■ THE DATA ■
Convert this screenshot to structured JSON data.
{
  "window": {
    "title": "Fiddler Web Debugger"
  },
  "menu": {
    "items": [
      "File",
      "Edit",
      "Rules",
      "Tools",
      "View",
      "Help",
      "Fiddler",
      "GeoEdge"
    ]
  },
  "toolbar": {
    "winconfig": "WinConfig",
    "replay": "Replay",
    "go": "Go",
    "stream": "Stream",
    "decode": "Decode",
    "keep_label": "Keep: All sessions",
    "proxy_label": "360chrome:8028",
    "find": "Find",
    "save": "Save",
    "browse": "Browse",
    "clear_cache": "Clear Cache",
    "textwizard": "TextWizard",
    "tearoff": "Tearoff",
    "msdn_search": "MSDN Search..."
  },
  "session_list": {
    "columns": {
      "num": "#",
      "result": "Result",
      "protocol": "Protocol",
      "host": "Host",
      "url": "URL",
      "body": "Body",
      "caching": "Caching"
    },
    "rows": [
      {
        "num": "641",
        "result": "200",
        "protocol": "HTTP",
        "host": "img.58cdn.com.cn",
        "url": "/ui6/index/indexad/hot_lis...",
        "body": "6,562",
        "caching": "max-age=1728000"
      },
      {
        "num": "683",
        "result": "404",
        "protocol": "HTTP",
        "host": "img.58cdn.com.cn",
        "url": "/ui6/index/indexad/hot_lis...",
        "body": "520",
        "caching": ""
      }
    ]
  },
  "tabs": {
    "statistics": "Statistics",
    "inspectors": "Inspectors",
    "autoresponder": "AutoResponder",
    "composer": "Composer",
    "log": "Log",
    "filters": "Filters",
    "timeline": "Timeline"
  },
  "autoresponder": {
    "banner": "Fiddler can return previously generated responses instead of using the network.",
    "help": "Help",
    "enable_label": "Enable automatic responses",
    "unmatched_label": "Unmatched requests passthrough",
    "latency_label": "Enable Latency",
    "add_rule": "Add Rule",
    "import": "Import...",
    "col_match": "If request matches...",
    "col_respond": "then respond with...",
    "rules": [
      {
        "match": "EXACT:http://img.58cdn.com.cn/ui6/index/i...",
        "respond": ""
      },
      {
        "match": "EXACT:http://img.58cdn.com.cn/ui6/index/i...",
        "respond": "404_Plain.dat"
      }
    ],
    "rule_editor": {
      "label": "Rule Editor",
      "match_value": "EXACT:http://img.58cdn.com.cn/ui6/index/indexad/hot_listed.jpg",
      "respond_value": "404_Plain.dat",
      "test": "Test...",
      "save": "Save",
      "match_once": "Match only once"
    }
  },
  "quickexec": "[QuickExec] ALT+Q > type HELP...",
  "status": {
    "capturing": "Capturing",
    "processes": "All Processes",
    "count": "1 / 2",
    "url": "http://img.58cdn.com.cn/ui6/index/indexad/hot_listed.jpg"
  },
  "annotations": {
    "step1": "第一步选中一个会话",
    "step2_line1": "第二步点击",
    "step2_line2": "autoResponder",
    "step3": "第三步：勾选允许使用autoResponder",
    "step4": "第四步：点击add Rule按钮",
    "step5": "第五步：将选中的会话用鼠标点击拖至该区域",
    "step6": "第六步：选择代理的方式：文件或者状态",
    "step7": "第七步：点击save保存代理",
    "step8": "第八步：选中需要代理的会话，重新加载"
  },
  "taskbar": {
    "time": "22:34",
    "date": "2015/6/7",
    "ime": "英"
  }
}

■ EXERCISE DETAILS ■
Repeat the records above exactly, from the first line to the last.

■ COMPLETE OUTPUT ■
Convert this screenshot to structured JSON data.
{
  "window": {
    "title": "Fiddler Web Debugger"
  },
  "menu": {
    "items": [
      "File",
      "Edit",
      "Rules",
      "Tools",
      "View",
      "Help",
      "Fiddler",
      "GeoEdge"
    ]
  },
  "toolbar": {
    "winconfig": "WinConfig",
    "replay": "Replay",
    "go": "Go",
    "stream": "Stream",
    "decode": "Decode",
    "keep_label": "Keep: All sessions",
    "proxy_label": "360chrome:8028",
    "find": "Find",
    "save": "Save",
    "browse": "Browse",
    "clear_cache": "Clear Cache",
    "textwizard": "TextWizard",
    "tearoff": "Tearoff",
    "msdn_search": "MSDN Search..."
  },
  "session_list": {
    "columns": {
      "num": "#",
      "result": "Result",
      "protocol": "Protocol",
      "host": "Host",
      "url": "URL",
      "body": "Body",
      "caching": "Caching"
    },
    "rows": [
      {
        "num": "641",
        "result": "200",
        "protocol": "HTTP",
        "host": "img.58cdn.com.cn",
        "url": "/ui6/index/indexad/hot_lis...",
        "body": "6,562",
        "caching": "max-age=1728000"
      },
      {
        "num": "683",
        "result": "404",
        "protocol": "HTTP",
        "host": "img.58cdn.com.cn",
        "url": "/ui6/index/indexad/hot_lis...",
        "body": "520",
        "caching": ""
      }
    ]
  },
  "tabs": {
    "statistics": "Statistics",
    "inspectors": "Inspectors",
    "autoresponder": "AutoResponder",
    "composer": "Composer",
    "log": "Log",
    "filters": "Filters",
    "timeline": "Timeline"
  },
  "autoresponder": {
    "banner": "Fiddler can return previously generated responses instead of using the network.",
    "help": "Help",
    "enable_label": "Enable automatic responses",
    "unmatched_label": "Unmatched requests passthrough",
    "latency_label": "Enable Latency",
    "add_rule": "Add Rule",
    "import": "Import...",
    "col_match": "If request matches...",
    "col_respond": "then respond with...",
    "rules": [
      {
        "match": "EXACT:http://img.58cdn.com.cn/ui6/index/i...",
        "respond": ""
      },
      {
        "match": "EXACT:http://img.58cdn.com.cn/ui6/index/i...",
        "respond": "404_Plain.dat"
      }
    ],
    "rule_editor": {
      "label": "Rule Editor",
      "match_value": "EXACT:http://img.58cdn.com.cn/ui6/index/indexad/hot_listed.jpg",
      "respond_value": "404_Plain.dat",
      "test": "Test...",
      "save": "Save",
      "match_once": "Match only once"
    }
  },
  "quickexec": "[QuickExec] ALT+Q > type HELP...",
  "status": {
    "capturing": "Capturing",
    "processes": "All Processes",
    "count": "1 / 2",
    "url": "http://img.58cdn.com.cn/ui6/index/indexad/hot_listed.jpg"
  },
  "annotations": {
    "step1": "第一步选中一个会话",
    "step2_line1": "第二步点击",
    "step2_line2": "autoResponder",
    "step3": "第三步：勾选允许使用autoResponder",
    "step4": "第四步：点击add Rule按钮",
    "step5": "第五步：将选中的会话用鼠标点击拖至该区域",
    "step6": "第六步：选择代理的方式：文件或者状态",
    "step7": "第七步：点击save保存代理",
    "step8": "第八步：选中需要代理的会话，重新加载"
  },
  "taskbar": {
    "time": "22:34",
    "date": "2015/6/7",
    "ime": "英"
  }
}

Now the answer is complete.